**DATA SHOWN:**
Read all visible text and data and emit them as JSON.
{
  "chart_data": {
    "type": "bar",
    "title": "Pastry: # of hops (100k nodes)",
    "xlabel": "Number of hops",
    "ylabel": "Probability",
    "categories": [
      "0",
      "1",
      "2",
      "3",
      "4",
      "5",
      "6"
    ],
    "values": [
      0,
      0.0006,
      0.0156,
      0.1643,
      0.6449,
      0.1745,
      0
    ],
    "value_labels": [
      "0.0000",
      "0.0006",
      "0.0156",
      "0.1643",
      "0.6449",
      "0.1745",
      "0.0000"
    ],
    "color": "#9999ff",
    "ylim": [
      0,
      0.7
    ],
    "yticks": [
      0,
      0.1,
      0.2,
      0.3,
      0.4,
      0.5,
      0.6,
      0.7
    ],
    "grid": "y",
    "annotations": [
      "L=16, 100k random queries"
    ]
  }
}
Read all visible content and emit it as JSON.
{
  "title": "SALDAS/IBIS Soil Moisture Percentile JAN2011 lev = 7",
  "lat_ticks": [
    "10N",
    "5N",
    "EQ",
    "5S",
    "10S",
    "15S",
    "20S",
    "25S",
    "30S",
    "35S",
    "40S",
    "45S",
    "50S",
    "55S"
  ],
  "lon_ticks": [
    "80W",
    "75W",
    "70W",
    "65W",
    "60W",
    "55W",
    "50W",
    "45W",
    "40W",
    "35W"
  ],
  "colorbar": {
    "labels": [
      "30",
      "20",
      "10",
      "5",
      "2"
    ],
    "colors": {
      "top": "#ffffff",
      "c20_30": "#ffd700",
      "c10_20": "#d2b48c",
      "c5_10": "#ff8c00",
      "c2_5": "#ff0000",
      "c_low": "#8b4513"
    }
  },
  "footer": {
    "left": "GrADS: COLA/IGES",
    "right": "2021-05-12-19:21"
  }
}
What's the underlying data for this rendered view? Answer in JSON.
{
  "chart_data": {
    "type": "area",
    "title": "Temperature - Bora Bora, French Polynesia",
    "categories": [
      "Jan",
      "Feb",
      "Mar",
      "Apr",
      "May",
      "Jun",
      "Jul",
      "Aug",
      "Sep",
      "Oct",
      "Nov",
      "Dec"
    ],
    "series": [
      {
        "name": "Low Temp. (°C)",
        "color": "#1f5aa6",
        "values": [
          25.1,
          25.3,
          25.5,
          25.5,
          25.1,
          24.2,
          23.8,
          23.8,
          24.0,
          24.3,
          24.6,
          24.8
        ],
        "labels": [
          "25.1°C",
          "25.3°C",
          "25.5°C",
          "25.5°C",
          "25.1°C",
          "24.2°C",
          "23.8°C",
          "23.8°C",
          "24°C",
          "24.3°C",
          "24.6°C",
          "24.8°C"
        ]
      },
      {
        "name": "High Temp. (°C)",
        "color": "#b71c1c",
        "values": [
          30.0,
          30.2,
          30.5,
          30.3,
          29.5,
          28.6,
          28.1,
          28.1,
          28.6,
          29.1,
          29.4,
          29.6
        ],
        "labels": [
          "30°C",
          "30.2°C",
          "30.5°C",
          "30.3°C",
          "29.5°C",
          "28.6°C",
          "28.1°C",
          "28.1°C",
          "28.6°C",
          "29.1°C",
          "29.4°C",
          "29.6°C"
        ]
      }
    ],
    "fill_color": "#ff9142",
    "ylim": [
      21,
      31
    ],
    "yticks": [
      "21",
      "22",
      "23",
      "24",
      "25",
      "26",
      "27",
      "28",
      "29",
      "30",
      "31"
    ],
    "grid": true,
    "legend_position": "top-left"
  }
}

**TASK DESCRIPTION:** Repeat the material word for word, in full.

**THE COMPLETED TASK:**
Read all visible text and data and emit them as JSON.
{
  "chart_data": {
    "type": "bar",
    "title": "Pastry: # of hops (100k nodes)",
    "xlabel": "Number of hops",
    "ylabel": "Probability",
    "categories": [
      "0",
      "1",
      "2",
      "3",
      "4",
      "5",
      "6"
    ],
    "values": [
      0,
      0.0006,
      0.0156,
      0.1643,
      0.6449,
      0.1745,
      0
    ],
    "value_labels": [
      "0.0000",
      "0.0006",
      "0.0156",
      "0.1643",
      "0.6449",
      "0.1745",
      "0.0000"
    ],
    "color": "#9999ff",
    "ylim": [
      0,
      0.7
    ],
    "yticks": [
      0,
      0.1,
      0.2,
      0.3,
      0.4,
      0.5,
      0.6,
      0.7
    ],
    "grid": "y",
    "annotations": [
      "L=16, 100k random queries"
    ]
  }
}
Read all visible content and emit it as JSON.
{
  "title": "SALDAS/IBIS Soil Moisture Percentile JAN2011 lev = 7",
  "lat_ticks": [
    "10N",
    "5N",
    "EQ",
    "5S",
    "10S",
    "15S",
    "20S",
    "25S",
    "30S",
    "35S",
    "40S",
    "45S",
    "50S",
    "55S"
  ],
  "lon_ticks": [
    "80W",
    "75W",
    "70W",
    "65W",
    "60W",
    "55W",
    "50W",
    "45W",
    "40W",
    "35W"
  ],
  "colorbar": {
    "labels": [
      "30",
      "20",
      "10",
      "5",
      "2"
    ],
    "colors": {
      "top": "#ffffff",
      "c20_30": "#ffd700",
      "c10_20": "#d2b48c",
      "c5_10": "#ff8c00",
      "c2_5": "#ff0000",
      "c_low": "#8b4513"
    }
  },
  "footer": {
    "left": "GrADS: COLA/IGES",
    "right": "2021-05-12-19:21"
  }
}
What's the underlying data for this rendered view? Answer in JSON.
{
  "chart_data": {
    "type": "area",
    "title": "Temperature - Bora Bora, French Polynesia",
    "categories": [
      "Jan",
      "Feb",
      "Mar",
      "Apr",
      "May",
      "Jun",
      "Jul",
      "Aug",
      "Sep",
      "Oct",
      "Nov",
      "Dec"
    ],
    "series": [
      {
        "name": "Low Temp. (°C)",
        "color": "#1f5aa6",
        "values": [
          25.1,
          25.3,
          25.5,
          25.5,
          25.1,
          24.2,
          23.8,
          23.8,
          24.0,
          24.3,
          24.6,
          24.8
        ],
        "labels": [
          "25.1°C",
          "25.3°C",
          "25.5°C",
          "25.5°C",
          "25.1°C",
          "24.2°C",
          "23.8°C",
          "23.8°C",
          "24°C",
          "24.3°C",
          "24.6°C",
          "24.8°C"
        ]
      },
      {
        "name": "High Temp. (°C)",
        "color": "#b71c1c",
        "values": [
          30.0,
          30.2,
          30.5,
          30.3,
          29.5,
          28.6,
          28.1,
          28.1,
          28.6,
          29.1,
          29.4,
          29.6
        ],
        "labels": [
          "30°C",
          "30.2°C",
          "30.5°C",
          "30.3°C",
          "29.5°C",
          "28.6°C",
          "28.1°C",
          "28.1°C",
          "28.6°C",
          "29.1°C",
          "29.4°C",
          "29.6°C"
        ]
      }
    ],
    "fill_color": "#ff9142",
    "ylim": [
      21,
      31
    ],
    "yticks": [
      "21",
      "22",
      "23",
      "24",
      "25",
      "26",
      "27",
      "28",
      "29",
      "30",
      "31"
    ],
    "grid": true,
    "legend_position": "top-left"
  }
}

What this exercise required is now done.